> Written problem: Read the records below and copy each line that contains "JSON".

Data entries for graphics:
>>>>

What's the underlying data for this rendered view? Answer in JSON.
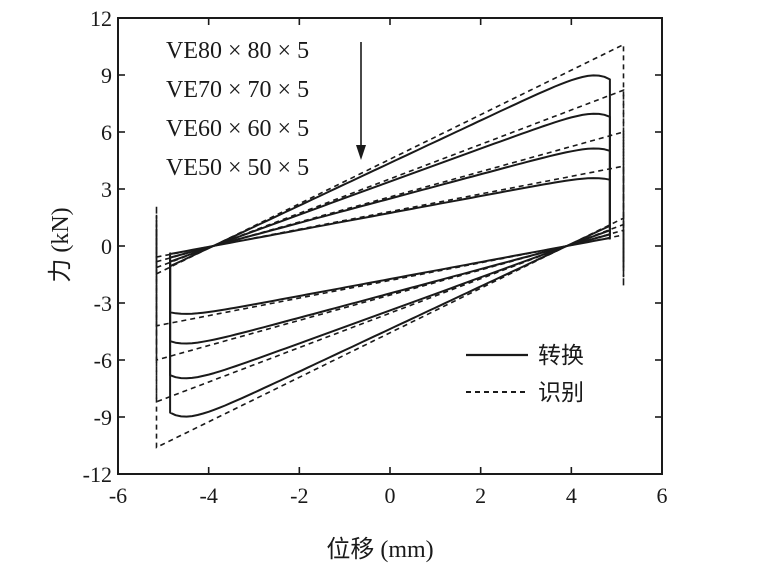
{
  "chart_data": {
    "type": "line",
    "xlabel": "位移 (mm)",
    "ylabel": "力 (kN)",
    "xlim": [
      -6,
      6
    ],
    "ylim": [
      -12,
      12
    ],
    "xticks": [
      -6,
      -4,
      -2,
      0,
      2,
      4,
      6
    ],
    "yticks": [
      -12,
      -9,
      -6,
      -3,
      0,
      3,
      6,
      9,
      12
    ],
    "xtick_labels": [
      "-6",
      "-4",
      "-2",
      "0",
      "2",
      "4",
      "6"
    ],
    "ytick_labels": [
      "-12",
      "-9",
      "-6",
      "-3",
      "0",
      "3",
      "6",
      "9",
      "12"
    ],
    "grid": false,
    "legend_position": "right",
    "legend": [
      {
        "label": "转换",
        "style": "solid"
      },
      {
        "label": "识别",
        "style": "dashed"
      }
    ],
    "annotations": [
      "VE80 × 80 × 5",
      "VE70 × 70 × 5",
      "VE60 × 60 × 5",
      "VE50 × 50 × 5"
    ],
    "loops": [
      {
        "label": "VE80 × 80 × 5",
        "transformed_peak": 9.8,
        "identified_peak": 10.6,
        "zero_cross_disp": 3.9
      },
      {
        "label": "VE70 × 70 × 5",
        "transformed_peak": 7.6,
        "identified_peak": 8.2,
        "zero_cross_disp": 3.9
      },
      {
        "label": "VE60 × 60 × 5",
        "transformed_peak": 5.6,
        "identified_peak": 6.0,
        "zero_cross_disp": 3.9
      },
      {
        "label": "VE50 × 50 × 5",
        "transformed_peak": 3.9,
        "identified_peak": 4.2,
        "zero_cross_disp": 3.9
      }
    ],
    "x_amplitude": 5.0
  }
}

<<<<
>>>>

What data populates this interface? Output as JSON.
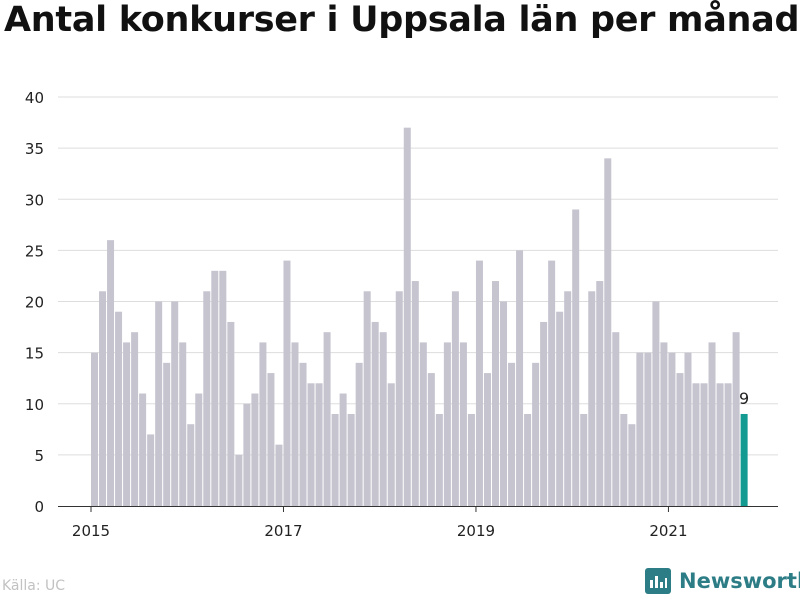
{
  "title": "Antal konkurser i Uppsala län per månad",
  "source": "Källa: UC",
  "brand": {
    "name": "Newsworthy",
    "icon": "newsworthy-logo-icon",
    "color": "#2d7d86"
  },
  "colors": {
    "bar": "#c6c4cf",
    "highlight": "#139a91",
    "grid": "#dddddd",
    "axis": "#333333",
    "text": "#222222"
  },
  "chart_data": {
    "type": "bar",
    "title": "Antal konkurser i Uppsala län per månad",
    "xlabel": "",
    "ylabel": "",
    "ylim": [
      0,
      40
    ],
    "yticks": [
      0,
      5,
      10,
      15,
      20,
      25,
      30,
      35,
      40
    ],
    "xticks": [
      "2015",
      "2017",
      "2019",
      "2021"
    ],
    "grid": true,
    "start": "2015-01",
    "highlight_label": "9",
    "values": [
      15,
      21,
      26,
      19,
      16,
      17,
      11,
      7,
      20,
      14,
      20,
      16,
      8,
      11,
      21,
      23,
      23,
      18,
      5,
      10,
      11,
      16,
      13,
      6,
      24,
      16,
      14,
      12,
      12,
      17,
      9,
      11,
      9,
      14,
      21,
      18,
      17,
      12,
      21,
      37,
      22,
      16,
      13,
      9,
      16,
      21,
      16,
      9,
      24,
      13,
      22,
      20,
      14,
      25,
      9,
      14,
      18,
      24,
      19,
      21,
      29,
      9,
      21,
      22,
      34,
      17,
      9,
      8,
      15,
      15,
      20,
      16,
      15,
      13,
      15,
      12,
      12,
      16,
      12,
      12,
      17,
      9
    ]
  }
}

<<<<
>>>>

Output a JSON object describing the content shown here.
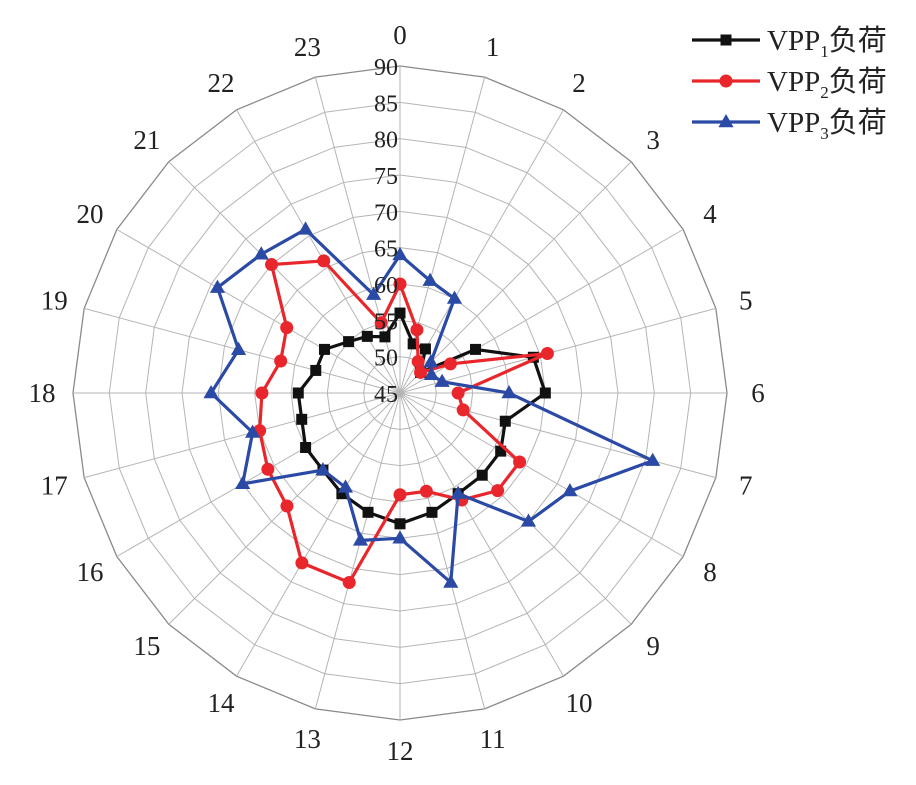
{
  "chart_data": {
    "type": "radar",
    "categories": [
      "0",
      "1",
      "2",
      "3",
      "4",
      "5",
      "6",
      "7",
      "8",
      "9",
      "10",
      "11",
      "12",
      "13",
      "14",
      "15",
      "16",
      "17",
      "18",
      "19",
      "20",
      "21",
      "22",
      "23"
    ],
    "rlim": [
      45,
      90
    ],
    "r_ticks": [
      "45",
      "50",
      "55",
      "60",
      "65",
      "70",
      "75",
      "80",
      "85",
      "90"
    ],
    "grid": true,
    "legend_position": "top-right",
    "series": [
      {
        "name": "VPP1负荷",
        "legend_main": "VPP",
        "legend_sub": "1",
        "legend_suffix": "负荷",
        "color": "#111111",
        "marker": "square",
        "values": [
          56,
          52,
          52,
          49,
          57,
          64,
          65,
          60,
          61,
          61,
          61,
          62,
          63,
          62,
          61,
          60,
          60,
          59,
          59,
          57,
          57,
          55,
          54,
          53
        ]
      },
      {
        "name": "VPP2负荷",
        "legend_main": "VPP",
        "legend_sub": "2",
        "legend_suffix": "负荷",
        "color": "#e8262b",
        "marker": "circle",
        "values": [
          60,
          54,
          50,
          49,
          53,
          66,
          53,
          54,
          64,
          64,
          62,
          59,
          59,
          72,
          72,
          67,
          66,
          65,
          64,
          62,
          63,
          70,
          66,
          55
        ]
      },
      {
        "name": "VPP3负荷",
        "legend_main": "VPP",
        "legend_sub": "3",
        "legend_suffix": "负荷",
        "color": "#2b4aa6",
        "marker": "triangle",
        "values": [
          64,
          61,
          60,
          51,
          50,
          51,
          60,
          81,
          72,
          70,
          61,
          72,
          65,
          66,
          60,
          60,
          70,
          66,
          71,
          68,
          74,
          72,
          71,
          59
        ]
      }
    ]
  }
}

<<<<

> Answer for this exercise:
What's the underlying data for this rendered view? Answer in JSON.
What data populates this interface? Output as JSON.
Output a JSON object describing the content shown here.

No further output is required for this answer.